#### EXERCISE:
Could you rewrite everything from the line containing "hid-format-ascii-radio[interactable] [32, 701, 45, 714]" down to the line containing "hid-devices-listbox[interactable]: M&A [15, 533, 495, 597]", renaming "interactable" to "clickable" and leaving all else unchanged?

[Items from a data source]

---

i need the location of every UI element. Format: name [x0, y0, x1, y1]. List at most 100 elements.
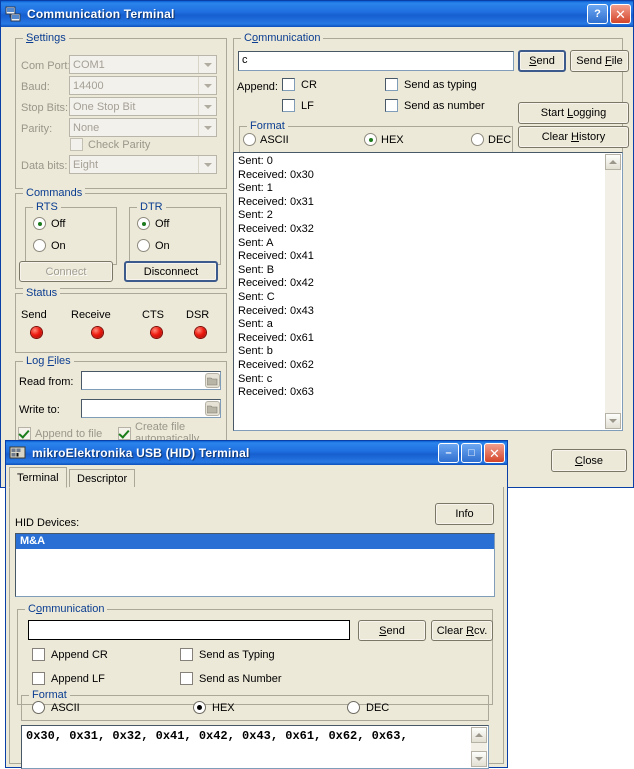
hid-format-ascii-radio[interactable] [32, 701, 45, 714]
read-from-browse-icon[interactable] [205, 373, 220, 388]
send-button[interactable]: Send [518, 50, 566, 72]
append-lf-checkbox[interactable] [282, 99, 295, 112]
hid-append-lf-checkbox[interactable] [32, 672, 45, 685]
rts-on-label: On [51, 240, 66, 252]
hid-devices-listbox[interactable]: M&A [15, 533, 495, 597]
check-parity-checkbox[interactable] [70, 138, 83, 151]
close-window-button[interactable]: ✕ [610, 4, 631, 24]
send-as-typing-label: Send as typing [404, 79, 477, 91]
minimize-icon: – [445, 447, 452, 459]
clear-history-button[interactable]: Clear History [518, 126, 629, 148]
hid-send-as-number-checkbox[interactable] [180, 672, 193, 685]
status-cts-led [151, 327, 162, 338]
hid-append-cr-checkbox[interactable] [32, 648, 45, 661]
disconnect-button[interactable]: Disconnect [124, 261, 218, 282]
comm-log-text: Sent: 0 Received: 0x30 Sent: 1 Received:… [238, 155, 314, 399]
list-item[interactable]: M&A [16, 534, 494, 549]
comm-log-scrollbar[interactable] [605, 154, 621, 429]
baud-combo[interactable]: 14400 [69, 76, 217, 95]
rts-on-radio[interactable] [33, 239, 46, 252]
comm-log-area[interactable]: Sent: 0 Received: 0x30 Sent: 1 Received:… [233, 152, 623, 431]
close-button[interactable]: Close [551, 449, 627, 472]
hid-send-input[interactable] [28, 620, 350, 640]
scroll-up-icon[interactable] [471, 727, 487, 743]
status-caption: Status [23, 287, 61, 299]
hid-send-as-typing-checkbox[interactable] [180, 648, 193, 661]
append-label: Append: [237, 81, 278, 93]
chevron-down-icon[interactable] [198, 156, 216, 173]
format-hex-radio[interactable] [364, 133, 377, 146]
chevron-down-icon[interactable] [198, 119, 216, 136]
scroll-up-icon[interactable] [605, 154, 621, 170]
stop-bits-combo[interactable]: One Stop Bit [69, 97, 217, 116]
hid-send-as-typing-label: Send as Typing [199, 649, 275, 661]
data-bits-combo[interactable]: Eight [69, 155, 217, 174]
append-lf-label: LF [301, 100, 314, 112]
status-receive-label: Receive [71, 309, 111, 321]
chevron-down-icon[interactable] [198, 56, 216, 73]
hid-devices-label: HID Devices: [15, 517, 80, 529]
maximize-icon: □ [468, 447, 475, 459]
comm-send-input[interactable]: c [238, 51, 514, 71]
comm-group-caption: Communication [241, 32, 324, 44]
tab-descriptor[interactable]: Descriptor [69, 469, 135, 488]
tab-terminal-label: Terminal [17, 471, 59, 484]
chevron-down-icon[interactable] [198, 98, 216, 115]
close-label: Close [574, 454, 604, 467]
baud-label: Baud: [21, 81, 50, 93]
read-from-input[interactable] [81, 371, 221, 390]
send-file-button[interactable]: Send File [570, 50, 629, 72]
hid-received-scrollbar[interactable] [471, 727, 487, 767]
hid-received-area[interactable]: 0x30, 0x31, 0x32, 0x41, 0x42, 0x43, 0x61… [21, 725, 489, 769]
send-as-typing-checkbox[interactable] [385, 78, 398, 91]
format-dec-radio[interactable] [471, 133, 484, 146]
check-parity-label: Check Parity [88, 139, 151, 151]
tab-descriptor-label: Descriptor [77, 473, 128, 485]
chevron-down-icon[interactable] [198, 77, 216, 94]
connect-button[interactable]: Connect [19, 261, 113, 282]
hid-format-hex-radio[interactable] [193, 701, 206, 714]
comm-titlebar[interactable]: Communication Terminal ? ✕ [1, 1, 633, 27]
rts-off-radio[interactable] [33, 217, 46, 230]
hid-clear-rcv-button[interactable]: Clear Rcv. [431, 620, 493, 641]
send-as-number-checkbox[interactable] [385, 99, 398, 112]
status-send-label: Send [21, 309, 47, 321]
append-cr-checkbox[interactable] [282, 78, 295, 91]
hid-send-button[interactable]: Send [358, 620, 426, 641]
tab-terminal[interactable]: Terminal [9, 467, 67, 488]
hid-clear-rcv-label: Clear Rcv. [436, 624, 488, 637]
hid-format-dec-radio[interactable] [347, 701, 360, 714]
comm-title: Communication Terminal [27, 7, 175, 21]
start-logging-button[interactable]: Start Logging [518, 102, 629, 124]
status-cts-label: CTS [142, 309, 164, 321]
read-from-label: Read from: [19, 376, 74, 388]
settings-caption: Settings [23, 32, 69, 44]
hid-format-group: Format [21, 689, 489, 721]
format-dec-label: DEC [488, 134, 512, 146]
parity-combo[interactable]: None [69, 118, 217, 137]
info-button[interactable]: Info [435, 503, 494, 525]
parity-value: None [73, 121, 100, 134]
create-file-automatically-checkbox[interactable] [118, 427, 131, 440]
dtr-off-radio[interactable] [137, 217, 150, 230]
close-window-button[interactable]: ✕ [484, 443, 505, 463]
format-caption: Format [247, 120, 288, 132]
write-to-input[interactable] [81, 399, 221, 418]
scroll-down-icon[interactable] [605, 413, 621, 429]
hid-comm-caption: Communication [25, 603, 108, 615]
hid-format-dec-label: DEC [366, 702, 390, 714]
dtr-on-radio[interactable] [137, 239, 150, 252]
communication-terminal-window: Communication Terminal ? ✕ Settings Com … [0, 0, 634, 488]
write-to-browse-icon[interactable] [205, 401, 220, 416]
help-button[interactable]: ? [587, 4, 608, 24]
hid-titlebar[interactable]: mikroElektronika USB (HID) Terminal – □ … [6, 441, 507, 465]
append-to-file-checkbox[interactable] [18, 427, 31, 440]
append-to-file-label: Append to file [35, 428, 103, 440]
commands-caption: Commands [23, 187, 86, 199]
scroll-down-icon[interactable] [471, 751, 487, 767]
minimize-button[interactable]: – [438, 443, 459, 463]
format-ascii-radio[interactable] [243, 133, 256, 146]
com-port-combo[interactable]: COM1 [69, 55, 217, 74]
maximize-button[interactable]: □ [461, 443, 482, 463]
comm-client-area: Settings Com Port: COM1 Baud: 14400 Stop… [1, 27, 633, 487]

---

#### RESULT OF THIS EXERCISE:
hid-format-ascii-radio[clickable] [32, 701, 45, 714]
read-from-browse-icon[clickable] [205, 373, 220, 388]
send-button[clickable]: Send [518, 50, 566, 72]
append-lf-checkbox[clickable] [282, 99, 295, 112]
hid-append-lf-checkbox[clickable] [32, 672, 45, 685]
rts-on-label: On [51, 240, 66, 252]
hid-devices-listbox[clickable]: M&A [15, 533, 495, 597]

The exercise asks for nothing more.